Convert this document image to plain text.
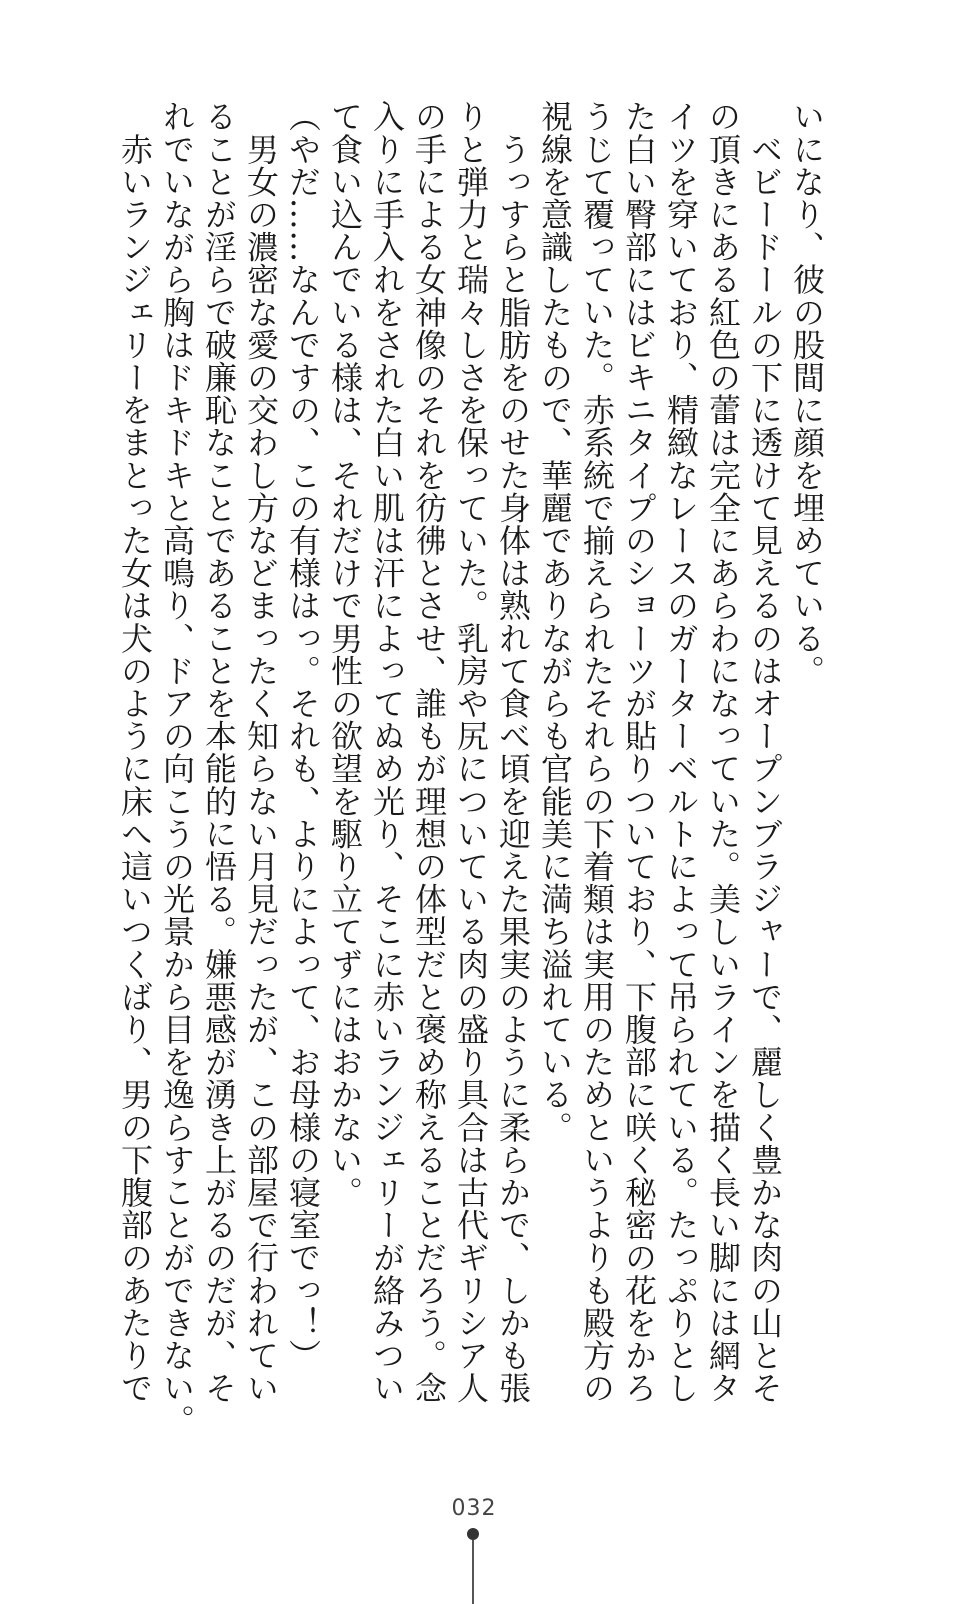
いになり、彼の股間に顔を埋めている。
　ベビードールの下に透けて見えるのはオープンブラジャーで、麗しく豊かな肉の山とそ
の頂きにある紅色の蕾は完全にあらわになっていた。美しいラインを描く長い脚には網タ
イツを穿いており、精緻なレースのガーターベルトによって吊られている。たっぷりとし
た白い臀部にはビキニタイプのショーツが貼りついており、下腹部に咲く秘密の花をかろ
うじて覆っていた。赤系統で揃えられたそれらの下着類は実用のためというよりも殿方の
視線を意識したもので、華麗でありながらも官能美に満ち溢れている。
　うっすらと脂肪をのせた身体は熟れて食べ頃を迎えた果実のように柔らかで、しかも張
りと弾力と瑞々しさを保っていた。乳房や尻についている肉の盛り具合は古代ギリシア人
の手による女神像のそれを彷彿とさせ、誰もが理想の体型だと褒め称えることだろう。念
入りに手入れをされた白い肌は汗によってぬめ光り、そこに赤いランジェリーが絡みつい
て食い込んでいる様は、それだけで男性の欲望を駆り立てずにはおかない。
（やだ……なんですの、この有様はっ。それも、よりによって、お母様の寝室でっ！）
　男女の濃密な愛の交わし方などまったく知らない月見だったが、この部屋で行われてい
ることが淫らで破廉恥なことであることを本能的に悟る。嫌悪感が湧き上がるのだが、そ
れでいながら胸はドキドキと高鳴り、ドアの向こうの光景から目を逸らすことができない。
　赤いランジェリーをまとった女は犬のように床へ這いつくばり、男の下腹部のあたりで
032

···

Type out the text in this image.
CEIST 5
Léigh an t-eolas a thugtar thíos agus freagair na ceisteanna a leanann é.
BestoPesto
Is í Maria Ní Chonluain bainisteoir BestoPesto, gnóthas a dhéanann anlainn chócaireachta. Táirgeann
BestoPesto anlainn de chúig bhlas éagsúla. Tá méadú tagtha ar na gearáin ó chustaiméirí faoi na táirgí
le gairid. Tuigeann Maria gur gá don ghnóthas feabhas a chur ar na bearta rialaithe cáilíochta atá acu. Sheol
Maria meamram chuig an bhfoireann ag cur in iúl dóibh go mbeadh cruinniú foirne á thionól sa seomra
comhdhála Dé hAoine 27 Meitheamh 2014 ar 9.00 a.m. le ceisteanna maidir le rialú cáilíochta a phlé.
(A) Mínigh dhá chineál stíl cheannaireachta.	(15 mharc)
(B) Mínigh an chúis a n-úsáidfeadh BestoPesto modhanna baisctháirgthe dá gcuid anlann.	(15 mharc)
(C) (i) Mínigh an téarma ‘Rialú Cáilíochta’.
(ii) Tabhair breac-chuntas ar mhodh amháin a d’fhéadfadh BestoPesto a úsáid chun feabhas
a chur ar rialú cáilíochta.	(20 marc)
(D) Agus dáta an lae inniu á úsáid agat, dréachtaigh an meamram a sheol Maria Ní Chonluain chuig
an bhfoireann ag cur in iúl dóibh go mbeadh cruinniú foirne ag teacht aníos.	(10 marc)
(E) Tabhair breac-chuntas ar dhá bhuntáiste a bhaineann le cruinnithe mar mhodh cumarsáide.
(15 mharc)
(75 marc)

···

=== AIM OF THE EXERCISE ===
The word "this" may turn up on some lines of these records; say how many, with no other words.

=== OUTPUT OF THE EXERCISE ===
2